((

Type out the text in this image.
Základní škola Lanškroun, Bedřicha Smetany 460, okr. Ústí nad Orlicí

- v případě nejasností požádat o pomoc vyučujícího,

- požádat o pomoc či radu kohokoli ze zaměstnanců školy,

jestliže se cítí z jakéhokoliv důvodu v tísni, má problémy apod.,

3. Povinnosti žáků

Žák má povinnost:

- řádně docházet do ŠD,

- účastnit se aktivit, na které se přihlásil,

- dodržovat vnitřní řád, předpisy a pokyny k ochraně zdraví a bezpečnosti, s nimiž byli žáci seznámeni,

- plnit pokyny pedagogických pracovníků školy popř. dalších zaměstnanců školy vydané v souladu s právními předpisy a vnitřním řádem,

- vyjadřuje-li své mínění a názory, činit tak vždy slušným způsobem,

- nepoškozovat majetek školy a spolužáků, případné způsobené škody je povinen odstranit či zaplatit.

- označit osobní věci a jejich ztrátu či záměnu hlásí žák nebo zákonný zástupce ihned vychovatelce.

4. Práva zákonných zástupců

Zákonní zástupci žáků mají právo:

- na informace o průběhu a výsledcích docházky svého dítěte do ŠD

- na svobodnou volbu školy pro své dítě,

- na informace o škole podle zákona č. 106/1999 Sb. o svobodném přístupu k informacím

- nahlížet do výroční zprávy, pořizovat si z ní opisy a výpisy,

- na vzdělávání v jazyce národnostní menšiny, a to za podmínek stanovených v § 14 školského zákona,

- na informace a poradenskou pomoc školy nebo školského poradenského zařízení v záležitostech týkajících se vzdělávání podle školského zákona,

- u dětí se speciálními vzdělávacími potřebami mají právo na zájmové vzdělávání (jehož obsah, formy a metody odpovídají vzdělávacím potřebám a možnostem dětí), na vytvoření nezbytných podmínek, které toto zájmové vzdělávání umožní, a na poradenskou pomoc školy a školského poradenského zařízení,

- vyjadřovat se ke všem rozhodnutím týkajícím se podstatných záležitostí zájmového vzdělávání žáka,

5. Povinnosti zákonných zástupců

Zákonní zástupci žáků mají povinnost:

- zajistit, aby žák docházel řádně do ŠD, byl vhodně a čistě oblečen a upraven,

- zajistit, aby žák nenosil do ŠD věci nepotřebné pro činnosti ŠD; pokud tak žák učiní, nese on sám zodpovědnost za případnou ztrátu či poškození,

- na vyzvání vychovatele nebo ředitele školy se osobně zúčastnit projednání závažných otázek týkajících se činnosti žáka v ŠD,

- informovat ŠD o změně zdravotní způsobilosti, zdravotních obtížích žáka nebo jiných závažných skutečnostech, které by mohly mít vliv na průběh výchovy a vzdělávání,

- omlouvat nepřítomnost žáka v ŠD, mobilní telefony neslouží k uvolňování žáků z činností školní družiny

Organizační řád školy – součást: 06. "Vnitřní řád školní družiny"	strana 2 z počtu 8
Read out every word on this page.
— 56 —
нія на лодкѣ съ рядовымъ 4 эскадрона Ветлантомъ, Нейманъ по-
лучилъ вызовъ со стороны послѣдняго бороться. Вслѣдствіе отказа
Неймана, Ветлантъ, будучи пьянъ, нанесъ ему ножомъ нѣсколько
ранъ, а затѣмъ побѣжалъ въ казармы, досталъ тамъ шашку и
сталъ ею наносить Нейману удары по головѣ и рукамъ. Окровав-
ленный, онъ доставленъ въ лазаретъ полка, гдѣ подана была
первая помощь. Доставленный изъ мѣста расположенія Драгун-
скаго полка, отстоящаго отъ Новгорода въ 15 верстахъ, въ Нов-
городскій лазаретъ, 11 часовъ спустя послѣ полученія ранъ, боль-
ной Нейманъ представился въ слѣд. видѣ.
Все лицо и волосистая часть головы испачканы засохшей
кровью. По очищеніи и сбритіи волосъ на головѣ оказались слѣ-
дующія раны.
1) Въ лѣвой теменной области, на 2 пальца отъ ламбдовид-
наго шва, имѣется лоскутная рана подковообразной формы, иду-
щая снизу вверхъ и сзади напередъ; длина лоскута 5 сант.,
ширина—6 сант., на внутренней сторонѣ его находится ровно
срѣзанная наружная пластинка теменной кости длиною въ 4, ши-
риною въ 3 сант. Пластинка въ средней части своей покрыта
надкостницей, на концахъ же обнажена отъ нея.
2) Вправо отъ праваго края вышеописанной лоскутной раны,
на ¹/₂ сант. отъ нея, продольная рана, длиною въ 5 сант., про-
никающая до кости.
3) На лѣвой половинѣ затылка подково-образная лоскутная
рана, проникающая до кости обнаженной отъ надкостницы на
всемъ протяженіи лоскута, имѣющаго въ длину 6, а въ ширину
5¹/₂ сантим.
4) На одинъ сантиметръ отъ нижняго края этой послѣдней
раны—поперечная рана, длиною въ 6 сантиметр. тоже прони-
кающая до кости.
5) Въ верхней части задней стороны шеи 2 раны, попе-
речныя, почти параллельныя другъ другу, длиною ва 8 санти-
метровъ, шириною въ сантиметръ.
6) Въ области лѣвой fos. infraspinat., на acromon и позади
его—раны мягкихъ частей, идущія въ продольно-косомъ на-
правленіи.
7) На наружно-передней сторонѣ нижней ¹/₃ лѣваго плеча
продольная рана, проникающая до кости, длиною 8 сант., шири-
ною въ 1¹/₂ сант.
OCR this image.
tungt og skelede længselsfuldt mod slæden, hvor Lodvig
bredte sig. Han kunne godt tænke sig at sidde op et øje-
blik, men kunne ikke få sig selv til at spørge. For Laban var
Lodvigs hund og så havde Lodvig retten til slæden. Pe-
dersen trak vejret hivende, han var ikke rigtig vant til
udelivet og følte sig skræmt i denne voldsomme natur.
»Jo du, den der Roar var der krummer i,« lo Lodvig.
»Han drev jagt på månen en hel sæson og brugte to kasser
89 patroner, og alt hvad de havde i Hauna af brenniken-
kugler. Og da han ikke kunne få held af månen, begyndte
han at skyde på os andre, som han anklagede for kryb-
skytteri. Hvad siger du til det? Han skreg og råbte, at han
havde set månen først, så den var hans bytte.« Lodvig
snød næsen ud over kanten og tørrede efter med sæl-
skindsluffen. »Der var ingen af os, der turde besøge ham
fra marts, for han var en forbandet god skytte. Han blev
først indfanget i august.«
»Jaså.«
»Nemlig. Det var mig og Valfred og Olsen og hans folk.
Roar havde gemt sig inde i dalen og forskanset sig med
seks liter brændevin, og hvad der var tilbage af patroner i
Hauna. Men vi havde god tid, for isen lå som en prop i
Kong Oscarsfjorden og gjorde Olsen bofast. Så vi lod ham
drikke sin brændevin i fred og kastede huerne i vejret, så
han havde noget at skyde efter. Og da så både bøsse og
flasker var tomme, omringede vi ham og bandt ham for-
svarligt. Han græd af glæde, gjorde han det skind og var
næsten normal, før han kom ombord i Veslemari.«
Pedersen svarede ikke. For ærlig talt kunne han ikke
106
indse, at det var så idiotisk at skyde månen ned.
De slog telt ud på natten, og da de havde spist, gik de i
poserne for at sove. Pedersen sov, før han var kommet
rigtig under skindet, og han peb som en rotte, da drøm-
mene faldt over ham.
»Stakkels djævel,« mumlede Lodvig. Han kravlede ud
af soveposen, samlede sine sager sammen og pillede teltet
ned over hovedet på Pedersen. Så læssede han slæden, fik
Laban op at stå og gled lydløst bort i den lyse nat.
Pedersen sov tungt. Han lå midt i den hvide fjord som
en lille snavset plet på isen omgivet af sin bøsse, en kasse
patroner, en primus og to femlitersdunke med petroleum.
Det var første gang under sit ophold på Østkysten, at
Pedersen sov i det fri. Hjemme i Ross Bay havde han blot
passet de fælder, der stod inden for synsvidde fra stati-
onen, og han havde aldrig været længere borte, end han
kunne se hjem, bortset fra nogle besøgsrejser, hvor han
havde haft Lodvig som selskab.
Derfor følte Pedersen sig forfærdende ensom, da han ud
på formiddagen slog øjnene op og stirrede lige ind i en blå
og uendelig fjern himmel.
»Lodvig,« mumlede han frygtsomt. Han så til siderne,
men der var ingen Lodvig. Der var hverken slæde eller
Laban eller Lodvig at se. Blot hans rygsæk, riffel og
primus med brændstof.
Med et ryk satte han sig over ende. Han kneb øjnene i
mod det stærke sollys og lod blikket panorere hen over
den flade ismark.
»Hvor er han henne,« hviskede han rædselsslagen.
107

))

* [REQUIREMENTS]: Go through the records. Copy each line where "стороны" appears.

* [TASK RESPONSE]:
лучилъ вызовъ со стороны послѣдняго бороться. Вслѣдствіе отказа
5) Въ верхней части задней стороны шеи 2 раны, попе-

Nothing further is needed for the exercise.